— 任务说明 —
将下方介绍 Firecrawl Rust SDK 的原文从头到尾逐字照录,不得改动任何内容。

— 原文 —

=-=-=

注意:此文档使用的是 v0 版本的 Firecrawl API,该版本已被弃用。我们建议切换到 v1

安装

要安装 Firecrawl Rust SDK,请在您的 Cargo.toml 文件中添加以下内容:

[dependencies]
firecrawl = "^0.1"
tokio = { version = "^1", features = ["full"] }
serde = { version = "^1.0", features = ["derive"] }
serde_json = "^1.0"
uuid = { version = "^1.10", features = ["v4"] }

[build-dependencies]
tokio = { version = "1", features = ["full"] }

使用

  1. firecrawl.dev 获取 API 密钥。
  2. 将 API 密钥设置为环境变量 FIRECRAWL_API_KEY 或将其作为参数传递给 FirecrawlApp 结构体。

以下是如何在 Rust 中使用 SDK 的示例:

use firecrawl::FirecrawlApp;

#[tokio::main]
async fn main() {
  let api_key = "YOUR_API_KEY";
  let api_url = "https://api.firecrawl.dev";
  let app = FirecrawlApp::new(api_key, api_url).expect("Failed to initialize FirecrawlApp");

  // 抓取单个 URL
  let scrape_result = app.scrape_url("https://docs.firecrawl.dev", None).await;
  match scrape_result {
    Ok(data) => println!("Scraped Data: {}", data),
    Err(e) => eprintln!("Error occurred while scraping: {}", e),
  }
  // 爬取一个网站
  let crawl_params = json!({
    "pageOptions": {
      "onlyMainContent": true
    }
  });

  let crawl_result = app.crawl_url("https://docs.firecrawl.dev", Some(crawl_params)).await;
  
  match crawl_result {
    Ok(data) => println!("Crawl Result: {}", data),
    Err(e) => eprintln!("Error occurred while crawling: {}", e),
  }
}

抓取 URL

使用 scrape_url 方法抓取单个 URL,并处理错误。它接受 URL 作为参数,并返回抓取的数据作为 serde_json::Value

let scrape_result = app.scrape_url("https://docs.firecrawl.dev", None).await;

match scrape_result {
  Ok(data) => println!("Scraped Data: {}", data),
  Err(e) => eprintln!("Failed to scrape URL: {}", e),
}

爬取网站

使用 crawl_url 方法爬取网站。它接受起始 URL 和可选参数作为参数。params 参数允许您指定爬取任务的其他选项,例如要爬取的最大页面数、允许的域和输出格式。

=-=-=

— 提取数据 —
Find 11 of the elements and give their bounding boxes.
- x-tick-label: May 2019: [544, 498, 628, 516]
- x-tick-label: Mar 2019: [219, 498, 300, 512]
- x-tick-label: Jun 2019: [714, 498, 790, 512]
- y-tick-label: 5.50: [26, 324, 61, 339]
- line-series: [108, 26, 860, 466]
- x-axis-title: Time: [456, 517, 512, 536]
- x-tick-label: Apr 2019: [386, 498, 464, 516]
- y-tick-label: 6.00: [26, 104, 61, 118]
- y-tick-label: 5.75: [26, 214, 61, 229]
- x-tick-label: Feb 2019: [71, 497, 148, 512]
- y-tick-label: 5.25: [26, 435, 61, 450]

=-=-=

— 任务回答 —
注意:此文档使用的是 v0 版本的 Firecrawl API,该版本已被弃用。我们建议切换到 v1

安装

要安装 Firecrawl Rust SDK,请在您的 Cargo.toml 文件中添加以下内容:

[dependencies]
firecrawl = "^0.1"
tokio = { version = "^1", features = ["full"] }
serde = { version = "^1.0", features = ["derive"] }
serde_json = "^1.0"
uuid = { version = "^1.10", features = ["v4"] }

[build-dependencies]
tokio = { version = "1", features = ["full"] }

使用

  1. firecrawl.dev 获取 API 密钥。
  2. 将 API 密钥设置为环境变量 FIRECRAWL_API_KEY 或将其作为参数传递给 FirecrawlApp 结构体。

以下是如何在 Rust 中使用 SDK 的示例:

use firecrawl::FirecrawlApp;

#[tokio::main]
async fn main() {
  let api_key = "YOUR_API_KEY";
  let api_url = "https://api.firecrawl.dev";
  let app = FirecrawlApp::new(api_key, api_url).expect("Failed to initialize FirecrawlApp");

  // 抓取单个 URL
  let scrape_result = app.scrape_url("https://docs.firecrawl.dev", None).await;
  match scrape_result {
    Ok(data) => println!("Scraped Data: {}", data),
    Err(e) => eprintln!("Error occurred while scraping: {}", e),
  }
  // 爬取一个网站
  let crawl_params = json!({
    "pageOptions": {
      "onlyMainContent": true
    }
  });

  let crawl_result = app.crawl_url("https://docs.firecrawl.dev", Some(crawl_params)).await;
  
  match crawl_result {
    Ok(data) => println!("Crawl Result: {}", data),
    Err(e) => eprintln!("Error occurred while crawling: {}", e),
  }
}

抓取 URL

使用 scrape_url 方法抓取单个 URL,并处理错误。它接受 URL 作为参数,并返回抓取的数据作为 serde_json::Value

let scrape_result = app.scrape_url("https://docs.firecrawl.dev", None).await;

match scrape_result {
  Ok(data) => println!("Scraped Data: {}", data),
  Err(e) => eprintln!("Failed to scrape URL: {}", e),
}

爬取网站

使用 crawl_url 方法爬取网站。它接受起始 URL 和可选参数作为参数。params 参数允许您指定爬取任务的其他选项,例如要爬取的最大页面数、允许的域和输出格式。